§ TEXT BLOCK

□ □ □ □

Rails + Devise - Is there a way to BAN a user so they can't login or reset their password?

From the devise doku for authenticatable.rb:

Before authenticating a user and in each request, Devise checks if your model is active by calling model.active_for_authentication?. This method is overwriten by other devise modules. For instance, :confirmable overwrites .active_for_authentication? to only return true if your model was confirmed.

You overwrite this method yourself, but if you do, don't forget to call super:

def active_for_authentication?
  super && special_condition_is_valid?
end

So, when you have a flag blocked in the user database, the method in the user model looks something like this:

def active_for_authentication?
  super && !self.blocked
end

I just implemented this in my project myself. What I did was similar to Kleber above, I defined this in my app/controllers/sessions_controller.rb (overriding Devise)...

class SessionsController < Devise::SessionsController

protected

  def after_sign_in_path_for(resource)
    if resource.is_a?(User) && resource.banned?
      sign_out resource
      flash[:error] = "This account has been suspended for violation of...."
      root_path
    else
      super
    end
   end

end

And then I added a boolean column to Users called 'banned,' so the moderators check the checkbox when editing the user in the backend, and the boolean will return true.

But there was one flaw...if a user was already logged in and then banned, they still had access to doing stuff on the site (comments, etc) at least until their session expired or they logged out. So I did this in the app/controllers/application_controller.rb...

class ApplicationController < ActionController::Base
  before_filter :banned?

  def banned?
    if current_user.present? && current_user.banned?
      sign_out current_user
      flash[:error] = "This account has been suspended...."
      root_path
    end
  end
end

That'll automatically log them out if a ban is detected. Anyway, not sure this whole thing is the "best" way to factor the whole thing as I'm newer to Rails, but the whole thing works for me and hope it will at least give you a good start.

□ □ □ □

§ RECORD SET
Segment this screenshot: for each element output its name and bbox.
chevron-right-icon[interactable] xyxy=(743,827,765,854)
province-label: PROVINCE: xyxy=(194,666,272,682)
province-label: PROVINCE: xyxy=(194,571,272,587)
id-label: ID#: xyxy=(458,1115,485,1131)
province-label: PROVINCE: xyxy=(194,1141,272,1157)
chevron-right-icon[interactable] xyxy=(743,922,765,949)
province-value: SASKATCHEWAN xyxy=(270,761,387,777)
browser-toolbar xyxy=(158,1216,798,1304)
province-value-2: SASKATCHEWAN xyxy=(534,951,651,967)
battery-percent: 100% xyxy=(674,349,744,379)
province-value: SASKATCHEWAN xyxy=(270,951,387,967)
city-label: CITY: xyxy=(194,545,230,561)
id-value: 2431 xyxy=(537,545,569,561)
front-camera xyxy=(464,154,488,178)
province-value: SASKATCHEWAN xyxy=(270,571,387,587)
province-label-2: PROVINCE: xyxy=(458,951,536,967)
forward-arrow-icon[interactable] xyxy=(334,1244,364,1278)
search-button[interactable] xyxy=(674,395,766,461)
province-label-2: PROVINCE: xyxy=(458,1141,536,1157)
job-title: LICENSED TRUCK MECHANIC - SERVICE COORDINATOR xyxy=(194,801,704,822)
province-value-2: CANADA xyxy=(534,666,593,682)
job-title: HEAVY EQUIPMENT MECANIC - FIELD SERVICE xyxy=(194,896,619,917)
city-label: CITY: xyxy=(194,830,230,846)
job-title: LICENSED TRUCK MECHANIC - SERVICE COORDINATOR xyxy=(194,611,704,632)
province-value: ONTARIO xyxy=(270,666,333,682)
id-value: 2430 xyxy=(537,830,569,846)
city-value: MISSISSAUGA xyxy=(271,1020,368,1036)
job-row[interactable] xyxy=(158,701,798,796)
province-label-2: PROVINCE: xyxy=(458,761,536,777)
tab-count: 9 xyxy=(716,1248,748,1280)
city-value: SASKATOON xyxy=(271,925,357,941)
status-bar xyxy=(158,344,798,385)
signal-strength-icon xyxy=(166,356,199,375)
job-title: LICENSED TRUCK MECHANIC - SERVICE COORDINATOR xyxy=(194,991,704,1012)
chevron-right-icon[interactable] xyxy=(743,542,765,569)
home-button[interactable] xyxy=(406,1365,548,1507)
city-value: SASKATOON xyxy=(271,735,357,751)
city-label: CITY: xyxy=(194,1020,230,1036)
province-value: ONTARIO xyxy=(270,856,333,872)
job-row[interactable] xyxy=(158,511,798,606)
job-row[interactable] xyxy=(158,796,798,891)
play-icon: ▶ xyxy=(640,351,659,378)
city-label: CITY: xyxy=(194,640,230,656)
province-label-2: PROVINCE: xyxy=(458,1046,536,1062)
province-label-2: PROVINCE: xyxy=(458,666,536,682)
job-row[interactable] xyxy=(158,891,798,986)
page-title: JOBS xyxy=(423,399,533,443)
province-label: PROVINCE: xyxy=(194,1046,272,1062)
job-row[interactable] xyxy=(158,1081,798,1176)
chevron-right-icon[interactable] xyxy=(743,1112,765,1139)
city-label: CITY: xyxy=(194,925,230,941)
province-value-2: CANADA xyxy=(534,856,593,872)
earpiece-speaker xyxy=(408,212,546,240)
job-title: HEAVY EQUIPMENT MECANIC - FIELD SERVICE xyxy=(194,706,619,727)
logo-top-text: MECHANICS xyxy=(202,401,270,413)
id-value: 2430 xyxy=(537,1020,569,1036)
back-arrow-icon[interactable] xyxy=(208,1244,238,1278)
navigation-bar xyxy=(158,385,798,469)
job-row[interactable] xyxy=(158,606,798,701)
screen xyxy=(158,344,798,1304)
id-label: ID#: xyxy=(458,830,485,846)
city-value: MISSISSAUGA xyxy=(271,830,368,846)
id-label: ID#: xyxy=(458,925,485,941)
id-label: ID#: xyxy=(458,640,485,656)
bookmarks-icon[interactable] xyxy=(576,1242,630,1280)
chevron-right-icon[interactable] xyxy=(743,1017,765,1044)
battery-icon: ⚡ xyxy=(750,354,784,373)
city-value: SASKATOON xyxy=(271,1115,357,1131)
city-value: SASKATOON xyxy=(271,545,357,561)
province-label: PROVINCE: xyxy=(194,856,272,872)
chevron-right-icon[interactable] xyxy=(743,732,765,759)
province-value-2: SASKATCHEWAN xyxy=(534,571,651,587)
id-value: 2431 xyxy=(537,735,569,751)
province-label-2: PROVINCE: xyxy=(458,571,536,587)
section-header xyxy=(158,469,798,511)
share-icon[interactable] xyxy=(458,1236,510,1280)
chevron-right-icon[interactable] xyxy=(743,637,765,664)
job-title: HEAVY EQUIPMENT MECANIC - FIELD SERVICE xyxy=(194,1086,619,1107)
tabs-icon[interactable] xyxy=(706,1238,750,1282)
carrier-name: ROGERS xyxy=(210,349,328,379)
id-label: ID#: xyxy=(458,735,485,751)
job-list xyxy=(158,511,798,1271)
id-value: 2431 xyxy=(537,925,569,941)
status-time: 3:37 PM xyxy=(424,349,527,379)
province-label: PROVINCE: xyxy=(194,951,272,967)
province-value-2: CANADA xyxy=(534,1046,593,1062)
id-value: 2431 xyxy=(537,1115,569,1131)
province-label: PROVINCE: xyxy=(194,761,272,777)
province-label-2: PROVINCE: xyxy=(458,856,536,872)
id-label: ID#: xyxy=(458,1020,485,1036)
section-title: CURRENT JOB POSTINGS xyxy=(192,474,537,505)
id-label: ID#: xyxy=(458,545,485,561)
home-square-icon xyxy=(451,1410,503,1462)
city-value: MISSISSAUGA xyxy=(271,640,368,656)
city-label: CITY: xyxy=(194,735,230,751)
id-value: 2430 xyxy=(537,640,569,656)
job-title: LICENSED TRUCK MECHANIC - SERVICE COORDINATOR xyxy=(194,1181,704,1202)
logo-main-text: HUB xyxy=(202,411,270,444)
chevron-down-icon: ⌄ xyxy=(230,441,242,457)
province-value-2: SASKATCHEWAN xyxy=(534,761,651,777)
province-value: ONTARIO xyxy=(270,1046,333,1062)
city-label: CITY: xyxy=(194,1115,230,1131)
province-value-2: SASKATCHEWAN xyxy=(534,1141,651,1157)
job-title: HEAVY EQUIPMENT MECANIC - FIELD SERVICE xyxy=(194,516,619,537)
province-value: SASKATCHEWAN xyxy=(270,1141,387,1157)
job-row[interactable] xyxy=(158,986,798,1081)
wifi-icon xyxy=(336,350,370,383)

□ □ □ □

§ WHAT THE TASK ASKS
In the Rails and Devise text, what condition does the :confirmable module add before active_for_authentication? returns true?

§ YOUR SOLUTION
It returns true only if the model was confirmed.